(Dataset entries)
=====

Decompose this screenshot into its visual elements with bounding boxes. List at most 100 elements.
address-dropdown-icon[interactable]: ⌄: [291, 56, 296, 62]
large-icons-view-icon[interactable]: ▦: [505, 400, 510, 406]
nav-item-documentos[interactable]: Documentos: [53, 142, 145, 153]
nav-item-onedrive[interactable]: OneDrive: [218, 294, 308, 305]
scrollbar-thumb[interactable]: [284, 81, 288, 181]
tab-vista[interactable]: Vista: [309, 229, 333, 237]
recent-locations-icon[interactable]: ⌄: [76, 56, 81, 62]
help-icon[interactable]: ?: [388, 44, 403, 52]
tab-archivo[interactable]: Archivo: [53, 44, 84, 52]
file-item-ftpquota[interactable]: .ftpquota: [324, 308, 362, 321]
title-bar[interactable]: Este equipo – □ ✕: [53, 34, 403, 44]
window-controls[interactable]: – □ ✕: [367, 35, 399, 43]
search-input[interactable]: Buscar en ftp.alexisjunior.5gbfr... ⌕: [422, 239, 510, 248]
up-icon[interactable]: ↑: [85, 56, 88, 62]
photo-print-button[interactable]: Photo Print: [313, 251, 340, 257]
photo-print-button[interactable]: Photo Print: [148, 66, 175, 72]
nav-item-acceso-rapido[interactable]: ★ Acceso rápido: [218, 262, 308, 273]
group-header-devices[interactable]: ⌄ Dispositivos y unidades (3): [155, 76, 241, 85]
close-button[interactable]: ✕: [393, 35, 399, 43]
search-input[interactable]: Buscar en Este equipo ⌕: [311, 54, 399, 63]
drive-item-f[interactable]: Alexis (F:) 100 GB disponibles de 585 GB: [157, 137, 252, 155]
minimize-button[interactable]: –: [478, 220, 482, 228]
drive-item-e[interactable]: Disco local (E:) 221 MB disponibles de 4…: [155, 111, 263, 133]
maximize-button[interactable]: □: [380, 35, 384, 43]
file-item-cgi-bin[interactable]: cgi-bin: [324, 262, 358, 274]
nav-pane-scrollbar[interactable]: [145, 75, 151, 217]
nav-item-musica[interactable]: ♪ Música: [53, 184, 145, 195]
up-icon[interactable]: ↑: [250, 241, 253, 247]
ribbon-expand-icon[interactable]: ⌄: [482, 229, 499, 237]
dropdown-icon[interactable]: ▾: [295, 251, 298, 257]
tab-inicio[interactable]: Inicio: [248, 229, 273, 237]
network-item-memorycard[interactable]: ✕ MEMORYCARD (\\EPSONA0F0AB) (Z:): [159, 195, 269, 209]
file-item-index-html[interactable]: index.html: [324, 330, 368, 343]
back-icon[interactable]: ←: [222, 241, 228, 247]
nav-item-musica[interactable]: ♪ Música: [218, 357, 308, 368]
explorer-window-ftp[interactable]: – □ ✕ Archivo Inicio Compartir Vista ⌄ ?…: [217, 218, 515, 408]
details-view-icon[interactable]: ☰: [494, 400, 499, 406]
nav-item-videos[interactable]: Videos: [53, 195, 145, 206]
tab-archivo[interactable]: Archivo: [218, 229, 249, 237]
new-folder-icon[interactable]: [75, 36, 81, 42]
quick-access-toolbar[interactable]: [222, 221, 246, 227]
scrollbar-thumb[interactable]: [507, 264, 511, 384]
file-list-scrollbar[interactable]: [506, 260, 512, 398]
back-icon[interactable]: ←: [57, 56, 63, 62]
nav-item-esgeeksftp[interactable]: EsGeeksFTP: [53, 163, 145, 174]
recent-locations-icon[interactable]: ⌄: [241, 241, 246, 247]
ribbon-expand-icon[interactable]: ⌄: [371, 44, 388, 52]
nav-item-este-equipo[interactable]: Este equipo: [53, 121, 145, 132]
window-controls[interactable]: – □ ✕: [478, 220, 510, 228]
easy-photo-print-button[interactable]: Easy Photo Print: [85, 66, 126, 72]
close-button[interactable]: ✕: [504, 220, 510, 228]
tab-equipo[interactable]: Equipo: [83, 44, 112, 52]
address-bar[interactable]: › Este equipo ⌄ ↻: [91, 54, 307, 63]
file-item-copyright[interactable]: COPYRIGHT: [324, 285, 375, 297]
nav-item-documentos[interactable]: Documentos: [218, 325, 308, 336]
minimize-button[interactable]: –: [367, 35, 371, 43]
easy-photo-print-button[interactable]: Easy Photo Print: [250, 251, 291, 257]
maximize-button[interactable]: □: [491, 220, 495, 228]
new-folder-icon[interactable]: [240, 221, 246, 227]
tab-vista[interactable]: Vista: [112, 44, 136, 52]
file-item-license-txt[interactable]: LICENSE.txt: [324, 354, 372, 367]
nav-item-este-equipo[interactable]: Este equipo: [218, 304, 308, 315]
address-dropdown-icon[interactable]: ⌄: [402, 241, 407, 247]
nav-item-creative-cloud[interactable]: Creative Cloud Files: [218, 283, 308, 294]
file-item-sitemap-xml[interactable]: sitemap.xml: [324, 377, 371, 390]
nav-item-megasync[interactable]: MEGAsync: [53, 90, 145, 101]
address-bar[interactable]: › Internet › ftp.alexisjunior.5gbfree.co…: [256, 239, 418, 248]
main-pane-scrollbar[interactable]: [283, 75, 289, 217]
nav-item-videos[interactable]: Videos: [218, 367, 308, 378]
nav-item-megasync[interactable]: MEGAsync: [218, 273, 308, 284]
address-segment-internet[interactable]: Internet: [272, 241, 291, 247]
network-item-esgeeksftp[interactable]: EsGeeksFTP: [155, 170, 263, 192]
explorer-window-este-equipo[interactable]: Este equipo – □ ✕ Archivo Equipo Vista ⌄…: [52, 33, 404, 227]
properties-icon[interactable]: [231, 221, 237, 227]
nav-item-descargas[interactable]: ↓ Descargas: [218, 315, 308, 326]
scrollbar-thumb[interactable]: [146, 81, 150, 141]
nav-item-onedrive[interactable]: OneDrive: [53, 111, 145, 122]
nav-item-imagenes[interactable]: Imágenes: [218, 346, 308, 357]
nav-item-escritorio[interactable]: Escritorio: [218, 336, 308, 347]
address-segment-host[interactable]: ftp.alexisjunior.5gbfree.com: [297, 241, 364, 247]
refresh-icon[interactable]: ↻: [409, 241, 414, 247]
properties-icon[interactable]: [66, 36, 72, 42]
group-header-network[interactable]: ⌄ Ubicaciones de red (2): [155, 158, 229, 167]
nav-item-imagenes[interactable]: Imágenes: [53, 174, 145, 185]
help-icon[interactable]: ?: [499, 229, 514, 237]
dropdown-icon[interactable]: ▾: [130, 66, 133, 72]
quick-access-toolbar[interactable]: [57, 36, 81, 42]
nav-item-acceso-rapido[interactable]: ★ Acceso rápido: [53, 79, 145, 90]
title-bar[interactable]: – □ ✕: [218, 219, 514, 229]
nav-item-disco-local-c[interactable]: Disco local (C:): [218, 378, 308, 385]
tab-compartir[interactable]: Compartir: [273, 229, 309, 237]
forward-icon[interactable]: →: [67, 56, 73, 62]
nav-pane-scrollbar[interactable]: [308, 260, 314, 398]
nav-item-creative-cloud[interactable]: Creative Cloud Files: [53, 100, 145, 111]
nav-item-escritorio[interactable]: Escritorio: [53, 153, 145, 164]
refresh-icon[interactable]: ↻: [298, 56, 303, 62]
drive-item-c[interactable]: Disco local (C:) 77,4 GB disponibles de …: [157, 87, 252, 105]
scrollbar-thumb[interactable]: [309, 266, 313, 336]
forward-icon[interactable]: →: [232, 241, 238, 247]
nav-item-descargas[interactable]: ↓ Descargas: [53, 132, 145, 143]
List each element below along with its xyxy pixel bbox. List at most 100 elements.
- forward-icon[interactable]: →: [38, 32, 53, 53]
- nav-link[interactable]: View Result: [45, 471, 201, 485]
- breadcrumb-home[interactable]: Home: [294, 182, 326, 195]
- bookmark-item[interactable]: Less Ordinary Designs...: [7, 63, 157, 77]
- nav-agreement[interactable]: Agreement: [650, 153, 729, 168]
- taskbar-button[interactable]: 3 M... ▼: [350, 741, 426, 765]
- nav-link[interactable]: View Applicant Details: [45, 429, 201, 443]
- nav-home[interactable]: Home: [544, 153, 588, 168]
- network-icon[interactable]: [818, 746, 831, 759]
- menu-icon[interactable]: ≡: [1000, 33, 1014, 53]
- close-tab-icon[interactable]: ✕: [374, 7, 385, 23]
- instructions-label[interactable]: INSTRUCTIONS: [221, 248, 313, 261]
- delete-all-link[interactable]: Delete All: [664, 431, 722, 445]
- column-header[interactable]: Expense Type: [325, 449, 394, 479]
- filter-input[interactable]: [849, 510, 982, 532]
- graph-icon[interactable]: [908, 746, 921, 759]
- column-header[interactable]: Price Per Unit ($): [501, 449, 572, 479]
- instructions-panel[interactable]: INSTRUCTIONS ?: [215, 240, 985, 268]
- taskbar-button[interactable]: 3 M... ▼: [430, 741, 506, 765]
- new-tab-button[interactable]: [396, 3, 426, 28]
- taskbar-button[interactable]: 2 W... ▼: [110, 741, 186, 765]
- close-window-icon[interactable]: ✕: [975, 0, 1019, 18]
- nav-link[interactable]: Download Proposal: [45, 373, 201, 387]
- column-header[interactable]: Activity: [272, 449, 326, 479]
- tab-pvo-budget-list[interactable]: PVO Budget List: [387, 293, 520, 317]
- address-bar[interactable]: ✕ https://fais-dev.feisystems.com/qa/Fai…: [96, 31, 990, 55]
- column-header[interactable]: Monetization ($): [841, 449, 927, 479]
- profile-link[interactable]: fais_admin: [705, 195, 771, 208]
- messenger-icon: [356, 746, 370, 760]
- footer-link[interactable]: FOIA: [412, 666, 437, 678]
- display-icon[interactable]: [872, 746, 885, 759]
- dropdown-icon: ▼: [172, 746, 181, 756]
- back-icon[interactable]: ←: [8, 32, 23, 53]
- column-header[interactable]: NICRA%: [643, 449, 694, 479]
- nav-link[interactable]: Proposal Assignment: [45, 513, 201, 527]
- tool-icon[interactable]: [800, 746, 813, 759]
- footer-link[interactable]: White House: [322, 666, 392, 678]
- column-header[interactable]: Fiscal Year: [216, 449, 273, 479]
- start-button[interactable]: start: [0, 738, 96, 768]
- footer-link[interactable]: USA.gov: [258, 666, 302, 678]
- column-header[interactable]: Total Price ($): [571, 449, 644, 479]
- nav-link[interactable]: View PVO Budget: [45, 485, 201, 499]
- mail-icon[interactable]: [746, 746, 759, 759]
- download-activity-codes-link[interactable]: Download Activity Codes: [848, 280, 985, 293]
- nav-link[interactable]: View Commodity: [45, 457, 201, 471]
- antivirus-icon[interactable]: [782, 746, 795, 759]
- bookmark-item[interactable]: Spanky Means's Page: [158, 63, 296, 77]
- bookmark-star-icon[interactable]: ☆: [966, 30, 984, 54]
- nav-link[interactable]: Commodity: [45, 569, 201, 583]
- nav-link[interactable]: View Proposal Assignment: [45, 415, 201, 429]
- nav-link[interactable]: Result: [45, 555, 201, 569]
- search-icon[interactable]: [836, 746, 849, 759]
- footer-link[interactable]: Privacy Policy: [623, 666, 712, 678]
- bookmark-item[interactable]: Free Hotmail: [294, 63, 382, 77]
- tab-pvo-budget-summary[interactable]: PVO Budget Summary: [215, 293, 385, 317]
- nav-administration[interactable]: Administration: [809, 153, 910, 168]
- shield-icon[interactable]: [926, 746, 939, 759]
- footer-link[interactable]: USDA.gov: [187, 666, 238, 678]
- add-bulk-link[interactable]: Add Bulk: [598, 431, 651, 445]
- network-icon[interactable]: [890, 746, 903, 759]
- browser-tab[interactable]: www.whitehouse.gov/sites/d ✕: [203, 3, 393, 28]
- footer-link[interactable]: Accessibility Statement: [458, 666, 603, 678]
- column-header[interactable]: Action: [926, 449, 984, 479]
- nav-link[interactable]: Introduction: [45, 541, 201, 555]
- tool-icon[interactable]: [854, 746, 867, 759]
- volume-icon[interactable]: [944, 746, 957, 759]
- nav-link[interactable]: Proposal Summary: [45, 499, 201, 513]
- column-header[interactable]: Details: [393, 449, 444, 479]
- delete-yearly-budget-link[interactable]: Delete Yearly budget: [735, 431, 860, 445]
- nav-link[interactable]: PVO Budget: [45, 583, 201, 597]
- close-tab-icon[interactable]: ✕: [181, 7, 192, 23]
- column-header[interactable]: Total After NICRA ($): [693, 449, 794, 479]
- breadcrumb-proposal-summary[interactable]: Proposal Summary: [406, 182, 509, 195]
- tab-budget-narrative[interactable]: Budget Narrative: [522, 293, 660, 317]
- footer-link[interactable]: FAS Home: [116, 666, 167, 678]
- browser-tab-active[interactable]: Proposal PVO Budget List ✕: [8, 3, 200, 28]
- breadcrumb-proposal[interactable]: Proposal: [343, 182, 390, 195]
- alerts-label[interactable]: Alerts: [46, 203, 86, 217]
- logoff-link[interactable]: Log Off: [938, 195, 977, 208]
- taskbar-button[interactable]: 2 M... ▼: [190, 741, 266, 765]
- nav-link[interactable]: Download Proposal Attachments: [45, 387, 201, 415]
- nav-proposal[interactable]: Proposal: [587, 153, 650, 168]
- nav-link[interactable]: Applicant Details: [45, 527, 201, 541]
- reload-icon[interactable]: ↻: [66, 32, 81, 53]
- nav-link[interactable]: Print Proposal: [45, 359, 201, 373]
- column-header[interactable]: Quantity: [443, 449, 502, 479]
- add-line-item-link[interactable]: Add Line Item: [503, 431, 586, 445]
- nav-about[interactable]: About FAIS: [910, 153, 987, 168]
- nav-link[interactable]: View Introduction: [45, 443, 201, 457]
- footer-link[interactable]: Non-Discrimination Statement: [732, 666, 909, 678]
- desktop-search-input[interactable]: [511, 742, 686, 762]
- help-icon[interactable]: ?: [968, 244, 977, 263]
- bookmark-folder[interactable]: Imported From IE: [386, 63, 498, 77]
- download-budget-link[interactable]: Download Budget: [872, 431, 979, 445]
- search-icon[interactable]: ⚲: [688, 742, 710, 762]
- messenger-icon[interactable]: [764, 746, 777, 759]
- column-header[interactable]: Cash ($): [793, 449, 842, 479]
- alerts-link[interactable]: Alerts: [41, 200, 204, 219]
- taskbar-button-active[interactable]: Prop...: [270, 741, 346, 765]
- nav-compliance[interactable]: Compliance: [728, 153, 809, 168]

=====

Work to be completed. How many lines above contain the word "Introduction"? Answer with the number alone.

Result below. 2